■ DO THIS: Write out the material exactly, without any of its pictures.
━━ STORED RECORDS ━━
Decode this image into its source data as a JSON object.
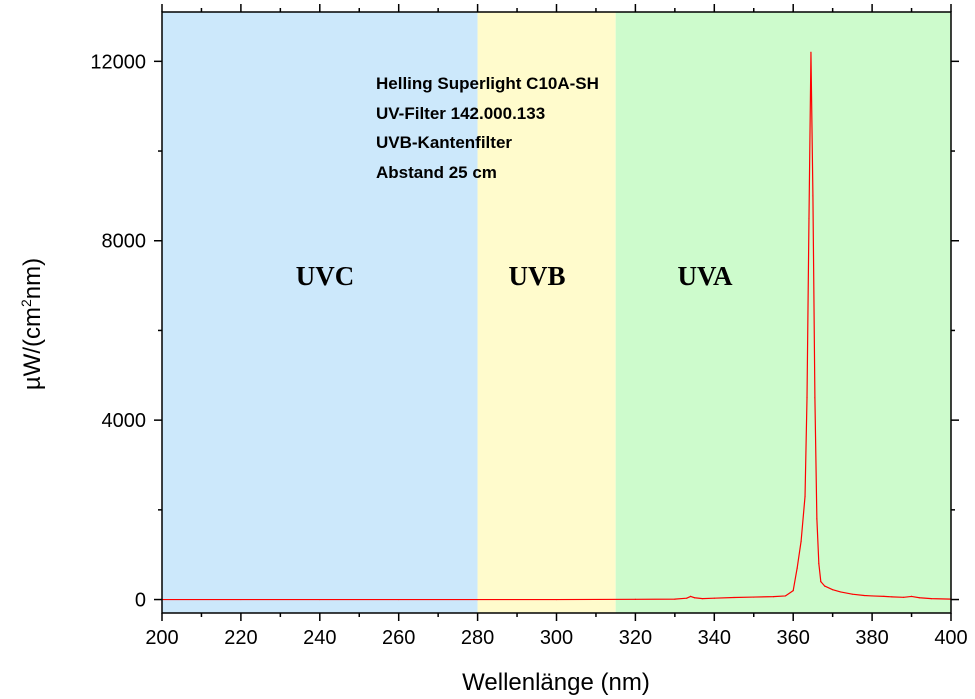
{
  "chart_data": {
    "type": "line",
    "xlabel": "Wellenlänge (nm)",
    "ylabel": {
      "pre": "µW/(cm",
      "sup": "2",
      "post": "nm)"
    },
    "xlim": [
      200,
      400
    ],
    "ylim": [
      -300,
      13100
    ],
    "xticks": [
      200,
      220,
      240,
      260,
      280,
      300,
      320,
      340,
      360,
      380,
      400
    ],
    "yticks": [
      0,
      4000,
      8000,
      12000
    ],
    "grid": false,
    "annotations": [
      "Helling Superlight C10A-SH",
      "UV-Filter 142.000.133",
      "UVB-Kantenfilter",
      "Abstand 25 cm"
    ],
    "regions": [
      {
        "label": "UVC",
        "from": 200,
        "to": 280,
        "color": "#cce8fb"
      },
      {
        "label": "UVB",
        "from": 280,
        "to": 315,
        "color": "#fffbcc"
      },
      {
        "label": "UVA",
        "from": 315,
        "to": 400,
        "color": "#cdfbcc"
      }
    ],
    "series": [
      {
        "color": "#ff0000",
        "x": [
          200,
          220,
          240,
          260,
          280,
          300,
          320,
          330,
          333,
          334,
          335,
          337,
          340,
          345,
          350,
          355,
          358,
          360,
          361,
          362,
          363,
          363.5,
          364,
          364.5,
          365,
          365.5,
          366,
          366.5,
          367,
          368,
          370,
          372,
          375,
          378,
          380,
          383,
          385,
          388,
          390,
          392,
          395,
          400
        ],
        "y": [
          0,
          0,
          0,
          0,
          0,
          0,
          5,
          10,
          30,
          70,
          40,
          20,
          30,
          45,
          55,
          65,
          80,
          200,
          700,
          1300,
          2300,
          4500,
          8500,
          12200,
          9000,
          4500,
          1800,
          800,
          400,
          300,
          220,
          170,
          120,
          90,
          80,
          70,
          60,
          50,
          70,
          40,
          20,
          10
        ]
      }
    ]
  }
}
━━━
■ THE SOLUTION:
Decode this image into its source data as a JSON object.
{
  "chart_data": {
    "type": "line",
    "xlabel": "Wellenlänge (nm)",
    "ylabel": {
      "pre": "µW/(cm",
      "sup": "2",
      "post": "nm)"
    },
    "xlim": [
      200,
      400
    ],
    "ylim": [
      -300,
      13100
    ],
    "xticks": [
      200,
      220,
      240,
      260,
      280,
      300,
      320,
      340,
      360,
      380,
      400
    ],
    "yticks": [
      0,
      4000,
      8000,
      12000
    ],
    "grid": false,
    "annotations": [
      "Helling Superlight C10A-SH",
      "UV-Filter 142.000.133",
      "UVB-Kantenfilter",
      "Abstand 25 cm"
    ],
    "regions": [
      {
        "label": "UVC",
        "from": 200,
        "to": 280,
        "color": "#cce8fb"
      },
      {
        "label": "UVB",
        "from": 280,
        "to": 315,
        "color": "#fffbcc"
      },
      {
        "label": "UVA",
        "from": 315,
        "to": 400,
        "color": "#cdfbcc"
      }
    ],
    "series": [
      {
        "color": "#ff0000",
        "x": [
          200,
          220,
          240,
          260,
          280,
          300,
          320,
          330,
          333,
          334,
          335,
          337,
          340,
          345,
          350,
          355,
          358,
          360,
          361,
          362,
          363,
          363.5,
          364,
          364.5,
          365,
          365.5,
          366,
          366.5,
          367,
          368,
          370,
          372,
          375,
          378,
          380,
          383,
          385,
          388,
          390,
          392,
          395,
          400
        ],
        "y": [
          0,
          0,
          0,
          0,
          0,
          0,
          5,
          10,
          30,
          70,
          40,
          20,
          30,
          45,
          55,
          65,
          80,
          200,
          700,
          1300,
          2300,
          4500,
          8500,
          12200,
          9000,
          4500,
          1800,
          800,
          400,
          300,
          220,
          170,
          120,
          90,
          80,
          70,
          60,
          50,
          70,
          40,
          20,
          10
        ]
      }
    ]
  }
}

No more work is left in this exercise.